> **Task requirements**
Where does the string "하나님의" appear in the records? Copy every line that contains it.

(Saved entries)
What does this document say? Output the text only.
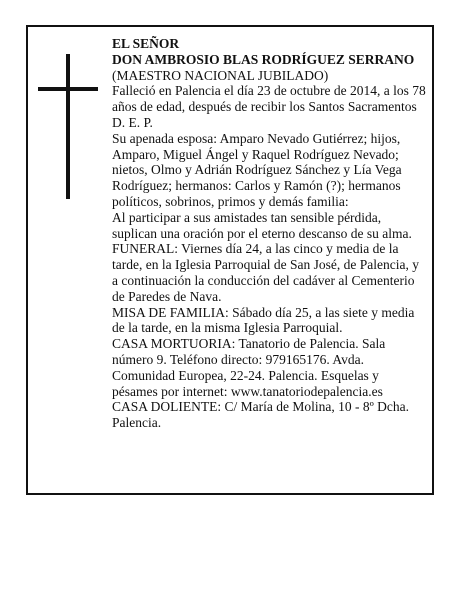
EL SEÑOR

DON AMBROSIO BLAS RODRÍGUEZ SERRANO

(MAESTRO NACIONAL JUBILADO)

Falleció en Palencia el día 23 de octubre de 2014, a los 78 años de edad, después de recibir los Santos Sacramentos

D. E. P.

Su apenada esposa: Amparo Nevado Gutiérrez; hijos, Amparo, Miguel Ángel y Raquel Rodríguez Nevado; nietos, Olmo y Adrián Rodríguez Sánchez y Lía Vega Rodríguez; hermanos: Carlos y Ramón (?); hermanos políticos, sobrinos, primos y demás familia:

Al participar a sus amistades tan sensible pérdida, suplican una oración por el eterno descanso de su alma.

FUNERAL: Viernes día 24, a las cinco y media de la tarde, en la Iglesia Parroquial de San José, de Palencia, y a continuación la conducción del cadáver al Cementerio de Paredes de Nava.

MISA DE FAMILIA: Sábado día 25, a las siete y media de la tarde, en la misma Iglesia Parroquial.

CASA MORTUORIA: Tanatorio de Palencia. Sala número 9. Teléfono directo: 979165176. Avda. Comunidad Europea, 22-24. Palencia. Esquelas y pésames por internet: www.tanatoriodepalencia.es

CASA DOLIENTE: C/ María de Molina, 10 - 8º Dcha. Palencia.
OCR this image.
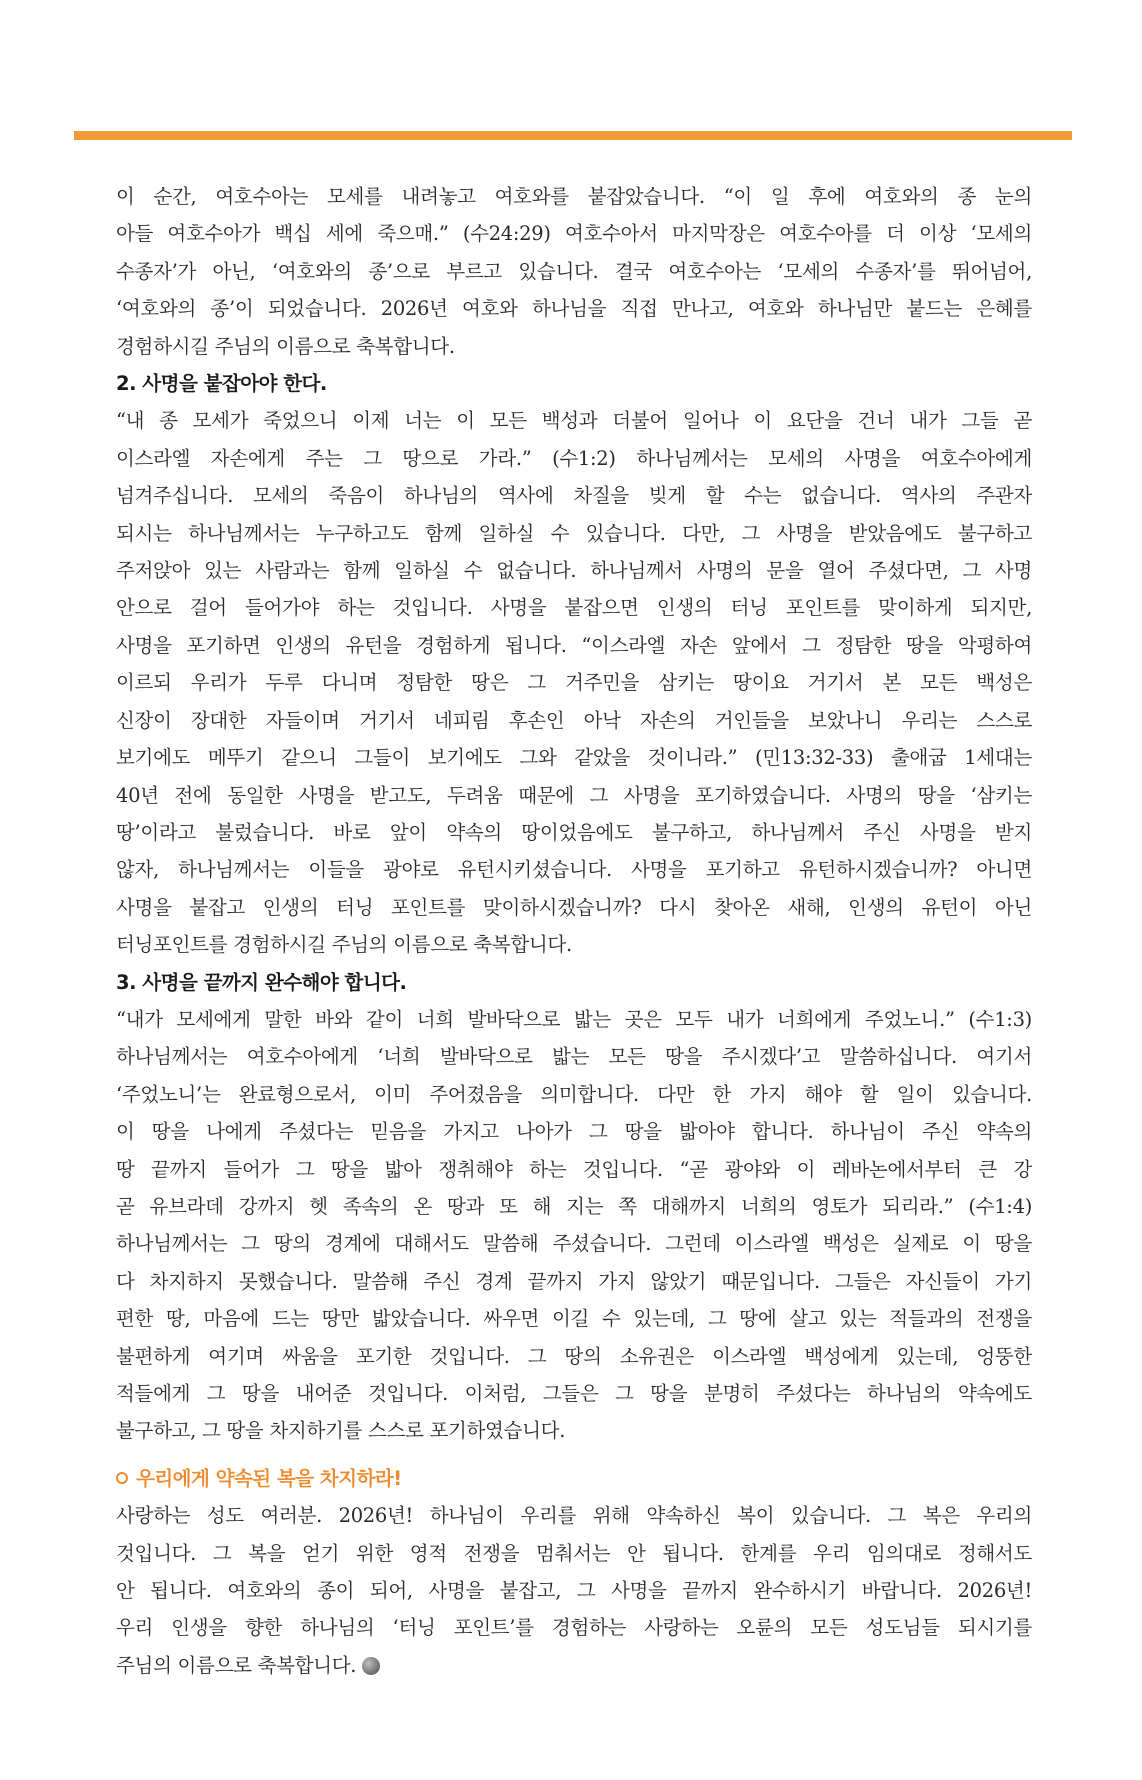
이 순간, 여호수아는 모세를 내려놓고 여호와를 붙잡았습니다. “이 일 후에 여호와의 종 눈의

아들 여호수아가 백십 세에 죽으매.” (수24:29) 여호수아서 마지막장은 여호수아를 더 이상 ‘모세의

수종자’가 아닌, ‘여호와의 종’으로 부르고 있습니다. 결국 여호수아는 ‘모세의 수종자’를 뛰어넘어,

‘여호와의 종’이 되었습니다. 2026년 여호와 하나님을 직접 만나고, 여호와 하나님만 붙드는 은혜를

경험하시길 주님의 이름으로 축복합니다.

2. 사명을 붙잡아야 한다.

“내 종 모세가 죽었으니 이제 너는 이 모든 백성과 더불어 일어나 이 요단을 건너 내가 그들 곧

이스라엘 자손에게 주는 그 땅으로 가라.” (수1:2) 하나님께서는 모세의 사명을 여호수아에게

넘겨주십니다. 모세의 죽음이 하나님의 역사에 차질을 빚게 할 수는 없습니다. 역사의 주관자

되시는 하나님께서는 누구하고도 함께 일하실 수 있습니다. 다만, 그 사명을 받았음에도 불구하고

주저앉아 있는 사람과는 함께 일하실 수 없습니다. 하나님께서 사명의 문을 열어 주셨다면, 그 사명

안으로 걸어 들어가야 하는 것입니다. 사명을 붙잡으면 인생의 터닝 포인트를 맞이하게 되지만,

사명을 포기하면 인생의 유턴을 경험하게 됩니다. “이스라엘 자손 앞에서 그 정탐한 땅을 악평하여

이르되 우리가 두루 다니며 정탐한 땅은 그 거주민을 삼키는 땅이요 거기서 본 모든 백성은

신장이 장대한 자들이며 거기서 네피림 후손인 아낙 자손의 거인들을 보았나니 우리는 스스로

보기에도 메뚜기 같으니 그들이 보기에도 그와 같았을 것이니라.” (민13:32-33) 출애굽 1세대는

40년 전에 동일한 사명을 받고도, 두려움 때문에 그 사명을 포기하였습니다. 사명의 땅을 ‘삼키는

땅’이라고 불렀습니다. 바로 앞이 약속의 땅이었음에도 불구하고, 하나님께서 주신 사명을 받지

않자, 하나님께서는 이들을 광야로 유턴시키셨습니다. 사명을 포기하고 유턴하시겠습니까? 아니면

사명을 붙잡고 인생의 터닝 포인트를 맞이하시겠습니까? 다시 찾아온 새해, 인생의 유턴이 아닌

터닝포인트를 경험하시길 주님의 이름으로 축복합니다.

3. 사명을 끝까지 완수해야 합니다.

“내가 모세에게 말한 바와 같이 너희 발바닥으로 밟는 곳은 모두 내가 너희에게 주었노니.” (수1:3)

하나님께서는 여호수아에게 ‘너희 발바닥으로 밟는 모든 땅을 주시겠다’고 말씀하십니다. 여기서

‘주었노니’는 완료형으로서, 이미 주어졌음을 의미합니다. 다만 한 가지 해야 할 일이 있습니다.

이 땅을 나에게 주셨다는 믿음을 가지고 나아가 그 땅을 밟아야 합니다. 하나님이 주신 약속의

땅 끝까지 들어가 그 땅을 밟아 쟁취해야 하는 것입니다. “곧 광야와 이 레바논에서부터 큰 강

곧 유브라데 강까지 헷 족속의 온 땅과 또 해 지는 쪽 대해까지 너희의 영토가 되리라.” (수1:4)

하나님께서는 그 땅의 경계에 대해서도 말씀해 주셨습니다. 그런데 이스라엘 백성은 실제로 이 땅을

다 차지하지 못했습니다. 말씀해 주신 경계 끝까지 가지 않았기 때문입니다. 그들은 자신들이 가기

편한 땅, 마음에 드는 땅만 밟았습니다. 싸우면 이길 수 있는데, 그 땅에 살고 있는 적들과의 전쟁을

불편하게 여기며 싸움을 포기한 것입니다. 그 땅의 소유권은 이스라엘 백성에게 있는데, 엉뚱한

적들에게 그 땅을 내어준 것입니다. 이처럼, 그들은 그 땅을 분명히 주셨다는 하나님의 약속에도

불구하고, 그 땅을 차지하기를 스스로 포기하였습니다.

우리에게 약속된 복을 차지하라!

사랑하는 성도 여러분. 2026년! 하나님이 우리를 위해 약속하신 복이 있습니다. 그 복은 우리의

것입니다. 그 복을 얻기 위한 영적 전쟁을 멈춰서는 안 됩니다. 한계를 우리 임의대로 정해서도

안 됩니다. 여호와의 종이 되어, 사명을 붙잡고, 그 사명을 끝까지 완수하시기 바랍니다. 2026년!

우리 인생을 향한 하나님의 ‘터닝 포인트’를 경험하는 사랑하는 오륜의 모든 성도님들 되시기를

주님의 이름으로 축복합니다.
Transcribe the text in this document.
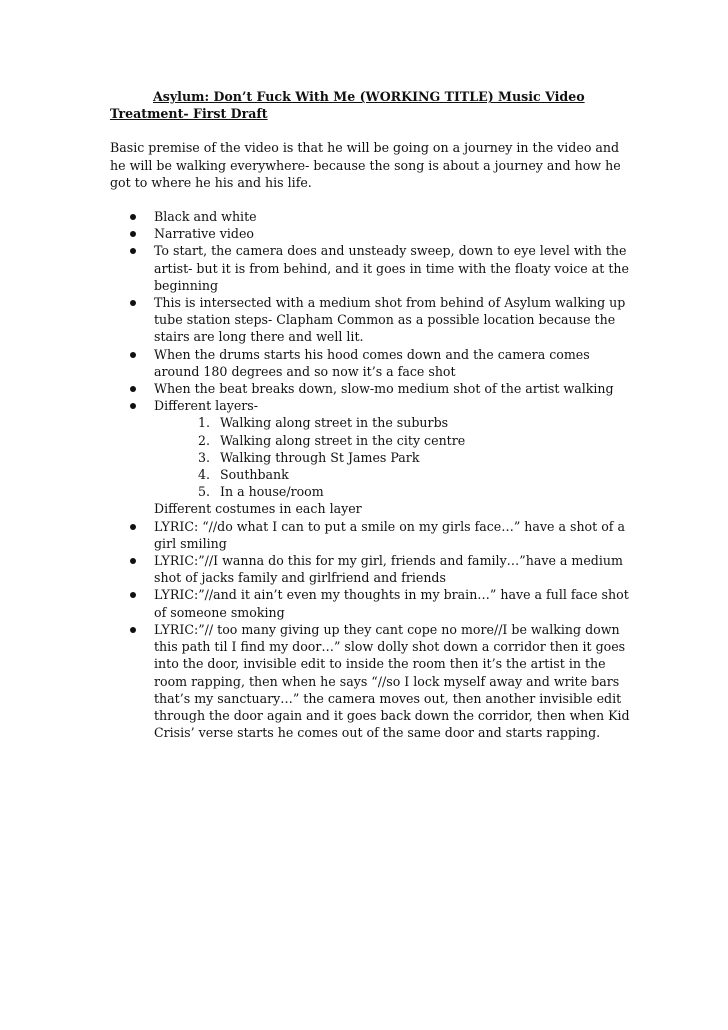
Asylum: Don’t Fuck With Me (WORKING TITLE) Music Video
Treatment- First Draft

Basic premise of the video is that he will be going on a journey in the video and he will be walking everywhere- because the song is about a journey and how he got to where he his and his life.

Black and white
Narrative video
To start, the camera does and unsteady sweep, down to eye level with the artist- but it is from behind, and it goes in time with the floaty voice at the beginning
This is intersected with a medium shot from behind of Asylum walking up tube station steps- Clapham Common as a possible location because the stairs are long there and well lit.
When the drums starts his hood comes down and the camera comes around 180 degrees and so now it’s a face shot
When the beat breaks down, slow-mo medium shot of the artist walking
Different layers-
1. Walking along street in the suburbs
2. Walking along street in the city centre
3. Walking through St James Park
4. Southbank
5. In a house/room
Different costumes in each layer
LYRIC: “//do what I can to put a smile on my girls face…” have a shot of a girl smiling
LYRIC:”//I wanna do this for my girl, friends and family…”have a medium shot of jacks family and girlfriend and friends
LYRIC:”//and it ain’t even my thoughts in my brain…” have a full face shot of someone smoking
LYRIC:”// too many giving up they cant cope no more//I be walking down this path til I find my door…” slow dolly shot down a corridor then it goes into the door, invisible edit to inside the room then it’s the artist in the room rapping, then when he says “//so I lock myself away and write bars that’s my sanctuary…” the camera moves out, then another invisible edit through the door again and it goes back down the corridor, then when Kid Crisis’ verse starts he comes out of the same door and starts rapping.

> **The output**
넘겨주십니다. 모세의 죽음이 하나님의 역사에 차질을 빚게 할 수는 없습니다. 역사의 주관자
적들에게 그 땅을 내어준 것입니다. 이처럼, 그들은 그 땅을 분명히 주셨다는 하나님의 약속에도
우리 인생을 향한 하나님의 ‘터닝 포인트’를 경험하는 사랑하는 오륜의 모든 성도님들 되시기를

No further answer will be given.